- _Selected excerpt_
Sunday Reads #87: Compressed for your reading pleasure
Apr 19, 2020 8:31 am
Hope you and yours are keeping safe. (and hello, new readers!).
I'm back again with the most thought-provoking articles I've read in the week. (in case you missed my previous newsletter, you can find it here).
This week, we first enumerate the key lessons to become better communicators. [Hint: they're fewer than you think].
A warning to carry along though: As we draw better maps of reality with our words, let's remember that the map is not the territory. That's what we look at next.
And third, how this relates to the hundreds of COVID-19 models and predictions that abound in the Twitterverse.
Here's the deal - Dive as deep as you want. Read my thoughts first. If you find them intriguing, read the main article. If you want to learn more, check out the related articles and books.
[Before we jump in, a request: If you like the stuff I send you every week, I'd be honored if you could forward this to a friend so they can subscribe. Thanks a lot!]
1. Compress to impress.
Whenever I'm rusty and I want to refresh my writing chops, I go back to this article from Scott Adams. It never fails.
As he says, any non-fiction writing is about clarity and persuasion. You can achieve both by just keeping it simple.
- Your first sentence should grab the reader.
- Get rid of extra words.
- Write short sentences.
- Active, not passive voice.
That's it. Quality writing follows a Pareto Principle, and that's 80% of good writing right there.

- _Prompt 1_
Reproduce the passage of the Sunday Reads newsletter starting with "As he says, any" and going on through "of extra words.".
- _Prompt 2_
In the Sunday Reads newsletter, whose article does the writer go back to when wanting to refresh their writing chops?
- _Prompt 3_
Carry on the Sunday Reads newsletter from its last sentence.

- _Listed entries_
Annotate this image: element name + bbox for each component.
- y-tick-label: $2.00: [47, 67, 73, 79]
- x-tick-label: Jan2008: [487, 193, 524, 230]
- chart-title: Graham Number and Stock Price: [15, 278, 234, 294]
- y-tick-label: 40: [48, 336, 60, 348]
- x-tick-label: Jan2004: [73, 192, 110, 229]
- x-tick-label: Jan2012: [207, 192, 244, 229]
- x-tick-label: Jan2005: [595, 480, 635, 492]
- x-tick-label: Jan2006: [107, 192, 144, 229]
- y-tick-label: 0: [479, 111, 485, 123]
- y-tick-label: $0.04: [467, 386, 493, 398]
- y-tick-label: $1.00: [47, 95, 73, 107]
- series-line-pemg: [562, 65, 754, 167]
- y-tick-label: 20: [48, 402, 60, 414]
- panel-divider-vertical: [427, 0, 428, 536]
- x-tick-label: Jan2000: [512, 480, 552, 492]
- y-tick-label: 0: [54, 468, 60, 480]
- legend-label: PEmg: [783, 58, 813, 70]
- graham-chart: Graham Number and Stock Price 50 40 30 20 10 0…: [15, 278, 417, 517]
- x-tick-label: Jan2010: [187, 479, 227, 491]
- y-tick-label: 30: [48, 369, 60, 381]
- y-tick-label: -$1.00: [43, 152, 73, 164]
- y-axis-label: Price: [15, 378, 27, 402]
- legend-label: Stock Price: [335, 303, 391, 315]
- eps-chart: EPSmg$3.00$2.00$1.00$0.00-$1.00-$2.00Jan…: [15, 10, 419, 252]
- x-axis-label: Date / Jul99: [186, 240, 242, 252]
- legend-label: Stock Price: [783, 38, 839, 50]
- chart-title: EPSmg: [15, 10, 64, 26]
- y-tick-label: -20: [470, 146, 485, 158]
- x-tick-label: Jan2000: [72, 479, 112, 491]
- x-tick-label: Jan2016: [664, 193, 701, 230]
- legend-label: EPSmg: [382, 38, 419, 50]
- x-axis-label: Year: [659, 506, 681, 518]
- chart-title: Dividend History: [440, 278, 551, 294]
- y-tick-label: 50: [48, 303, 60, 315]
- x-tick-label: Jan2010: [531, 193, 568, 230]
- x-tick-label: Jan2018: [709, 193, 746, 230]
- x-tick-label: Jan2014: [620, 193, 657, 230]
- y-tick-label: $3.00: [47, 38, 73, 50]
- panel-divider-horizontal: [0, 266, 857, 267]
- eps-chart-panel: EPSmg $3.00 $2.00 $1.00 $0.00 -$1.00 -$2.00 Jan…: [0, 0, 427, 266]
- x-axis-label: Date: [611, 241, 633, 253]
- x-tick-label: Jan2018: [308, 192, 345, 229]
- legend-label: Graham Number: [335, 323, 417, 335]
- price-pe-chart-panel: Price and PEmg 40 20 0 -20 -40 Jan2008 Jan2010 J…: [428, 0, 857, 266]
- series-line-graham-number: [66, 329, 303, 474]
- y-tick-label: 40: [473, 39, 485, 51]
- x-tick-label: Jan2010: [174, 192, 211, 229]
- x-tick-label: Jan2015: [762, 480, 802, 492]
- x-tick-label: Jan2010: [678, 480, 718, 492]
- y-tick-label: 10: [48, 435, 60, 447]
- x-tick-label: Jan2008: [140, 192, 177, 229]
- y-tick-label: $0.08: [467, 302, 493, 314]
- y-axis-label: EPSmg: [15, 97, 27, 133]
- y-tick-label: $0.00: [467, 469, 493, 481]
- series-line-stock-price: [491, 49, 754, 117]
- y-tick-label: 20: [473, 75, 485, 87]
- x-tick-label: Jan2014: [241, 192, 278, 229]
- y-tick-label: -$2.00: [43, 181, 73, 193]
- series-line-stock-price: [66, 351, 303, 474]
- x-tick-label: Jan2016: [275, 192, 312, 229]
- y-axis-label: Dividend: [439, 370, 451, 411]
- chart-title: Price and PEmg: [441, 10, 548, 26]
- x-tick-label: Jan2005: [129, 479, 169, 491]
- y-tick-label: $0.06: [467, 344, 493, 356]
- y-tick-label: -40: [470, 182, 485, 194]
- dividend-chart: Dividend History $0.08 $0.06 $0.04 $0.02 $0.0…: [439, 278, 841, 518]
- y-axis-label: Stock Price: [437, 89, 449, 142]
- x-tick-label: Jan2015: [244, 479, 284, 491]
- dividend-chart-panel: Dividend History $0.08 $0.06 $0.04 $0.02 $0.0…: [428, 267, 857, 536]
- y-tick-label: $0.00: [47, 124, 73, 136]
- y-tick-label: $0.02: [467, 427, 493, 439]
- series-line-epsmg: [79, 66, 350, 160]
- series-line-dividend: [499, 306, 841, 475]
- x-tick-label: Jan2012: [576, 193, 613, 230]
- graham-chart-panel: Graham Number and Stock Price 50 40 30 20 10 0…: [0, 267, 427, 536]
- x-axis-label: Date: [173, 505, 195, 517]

- _Written answer 1_
As he says, any non-fiction writing is about clarity and persuasion. You can achieve both by just keeping it simple.
- Your first sentence should grab the reader.
- Get rid of extra words.

- _Written answer 2_
Scott Adams

- _Written answer 3_
Paul Graham adds a third dimension - usefulness, in "How to write usefully"
As he says, a useful essay has four qualities:
- precise (not vague)
Useful writing tells people something true and important that they didn't already know, and tells them as unequivocally as possible.
Jeff Bezos is a master of clarity and persuasion. As Eugene Wei says in "Compress to Impress", Bezos has always codified ideas for maximum recall. Sample this:
It's always Day 1. Day 2 is stasis. Followed by irrelevance. Followed by excruciating, painful decline. Followed by death. And that is why it is always Day 1.
Setting the culture of an 800,000 person company, working in several disparate industries, with 4 words. It's always Day 1.
And this is not an isolated example. Look at the motto of Blue Origins, his space-tech company:
Gradatim ferociter. Step by step, ferociously.
Blue Origins' mascot is a tortoise. Ask Bezos why? "Slow is smooth, and smooth is fast".
You suspect this only sounds deep, until you contrast it against "Move fast and break things".
TL:DR: in emails, essays, or blog posts, compress to impress.
And on social media...
2. Reality has a surprising amount of detail
While we go forth and compress and impress, let's not forget that the map is not the territory.
Simplicity is a feature of our mortal minds and our communication. Reality remains as complex as ever.
John Salvatier says it well in "Reality has a surprising amount of detail":
You think fixing wobbly stairs is easy. Till you actually do it. Then all sorts of complications - orientation, warping, evenness - spring up out of nowhere.
If you're a programmer, any new computer language will look "fiddly". Fact is, everything is "fiddly", you just don't remember it.
"The sea gets deeper the deeper you get into it."
The details you notice about any field you're not an expert in, are the visible details. Not the important ones. And these are almost never the same.
That's why I try not to give definitive hot takes about stuff I don't understand. The sea is far deeper than I'll ever care to venture.
Once you see this "Map is not the territory" in one place, you see it everywhere:
- It's why AlphaMind can easily beat the best human players at Go, and they cannot describe how it actually did it. Turns out Go, and the universe, might not be governed by simple rules after all.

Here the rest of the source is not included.